======== Supplied material ========

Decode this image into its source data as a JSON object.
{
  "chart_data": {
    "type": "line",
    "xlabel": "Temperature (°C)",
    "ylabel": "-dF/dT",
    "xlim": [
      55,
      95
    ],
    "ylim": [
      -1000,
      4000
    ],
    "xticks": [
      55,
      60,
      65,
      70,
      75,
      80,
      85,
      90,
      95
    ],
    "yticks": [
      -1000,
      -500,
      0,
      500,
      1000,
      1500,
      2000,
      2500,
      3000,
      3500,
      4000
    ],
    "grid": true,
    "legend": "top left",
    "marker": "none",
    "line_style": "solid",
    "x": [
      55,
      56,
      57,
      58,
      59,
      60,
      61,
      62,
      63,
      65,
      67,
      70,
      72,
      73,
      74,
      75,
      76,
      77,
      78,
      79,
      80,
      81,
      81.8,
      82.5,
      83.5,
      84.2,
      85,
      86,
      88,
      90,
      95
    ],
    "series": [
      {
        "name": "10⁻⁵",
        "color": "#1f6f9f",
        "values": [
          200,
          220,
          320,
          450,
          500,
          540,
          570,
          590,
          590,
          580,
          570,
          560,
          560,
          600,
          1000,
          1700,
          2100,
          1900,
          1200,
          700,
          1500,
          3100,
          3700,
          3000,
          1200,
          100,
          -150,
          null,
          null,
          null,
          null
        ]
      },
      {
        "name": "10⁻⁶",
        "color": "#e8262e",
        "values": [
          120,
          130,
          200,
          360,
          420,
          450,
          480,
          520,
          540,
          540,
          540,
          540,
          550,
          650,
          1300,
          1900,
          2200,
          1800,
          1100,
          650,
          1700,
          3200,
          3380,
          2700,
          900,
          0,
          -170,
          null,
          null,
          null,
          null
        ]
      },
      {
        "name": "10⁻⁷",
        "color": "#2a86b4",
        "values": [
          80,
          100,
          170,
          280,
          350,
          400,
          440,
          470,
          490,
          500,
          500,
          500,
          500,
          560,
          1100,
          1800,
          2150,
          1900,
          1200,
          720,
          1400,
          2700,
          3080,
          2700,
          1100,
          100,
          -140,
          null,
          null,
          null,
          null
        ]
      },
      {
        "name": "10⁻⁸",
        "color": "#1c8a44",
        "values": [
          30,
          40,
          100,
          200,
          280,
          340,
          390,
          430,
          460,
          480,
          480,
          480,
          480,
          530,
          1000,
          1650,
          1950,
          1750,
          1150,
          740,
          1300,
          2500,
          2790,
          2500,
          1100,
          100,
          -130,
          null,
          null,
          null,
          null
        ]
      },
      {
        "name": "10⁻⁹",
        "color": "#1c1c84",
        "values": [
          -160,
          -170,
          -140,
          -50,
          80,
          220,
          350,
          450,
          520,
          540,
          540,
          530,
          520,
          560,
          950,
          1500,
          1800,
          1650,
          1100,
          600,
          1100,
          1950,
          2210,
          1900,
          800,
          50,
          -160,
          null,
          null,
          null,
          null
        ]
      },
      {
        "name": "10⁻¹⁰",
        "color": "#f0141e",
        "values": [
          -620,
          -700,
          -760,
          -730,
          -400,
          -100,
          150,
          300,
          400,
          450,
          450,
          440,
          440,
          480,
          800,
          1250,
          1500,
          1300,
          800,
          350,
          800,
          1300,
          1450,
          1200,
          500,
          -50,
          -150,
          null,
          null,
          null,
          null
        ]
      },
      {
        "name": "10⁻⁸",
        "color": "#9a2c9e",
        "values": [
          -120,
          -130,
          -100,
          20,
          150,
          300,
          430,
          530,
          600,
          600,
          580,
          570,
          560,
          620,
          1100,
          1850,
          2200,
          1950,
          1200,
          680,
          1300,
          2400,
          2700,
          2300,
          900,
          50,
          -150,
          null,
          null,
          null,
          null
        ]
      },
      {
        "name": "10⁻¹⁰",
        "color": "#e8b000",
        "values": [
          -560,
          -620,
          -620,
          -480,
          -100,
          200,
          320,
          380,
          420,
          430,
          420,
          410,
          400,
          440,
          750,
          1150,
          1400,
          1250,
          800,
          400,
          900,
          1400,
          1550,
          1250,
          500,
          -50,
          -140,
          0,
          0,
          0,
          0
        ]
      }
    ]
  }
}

========

→ Aim of the exercise:
Gather from the data above every line with the string "color".

→ Exercise output:
        "color": "#1f6f9f",
        "color": "#e8262e",
        "color": "#2a86b4",
        "color": "#1c8a44",
        "color": "#1c1c84",
        "color": "#f0141e",
        "color": "#9a2c9e",
        "color": "#e8b000",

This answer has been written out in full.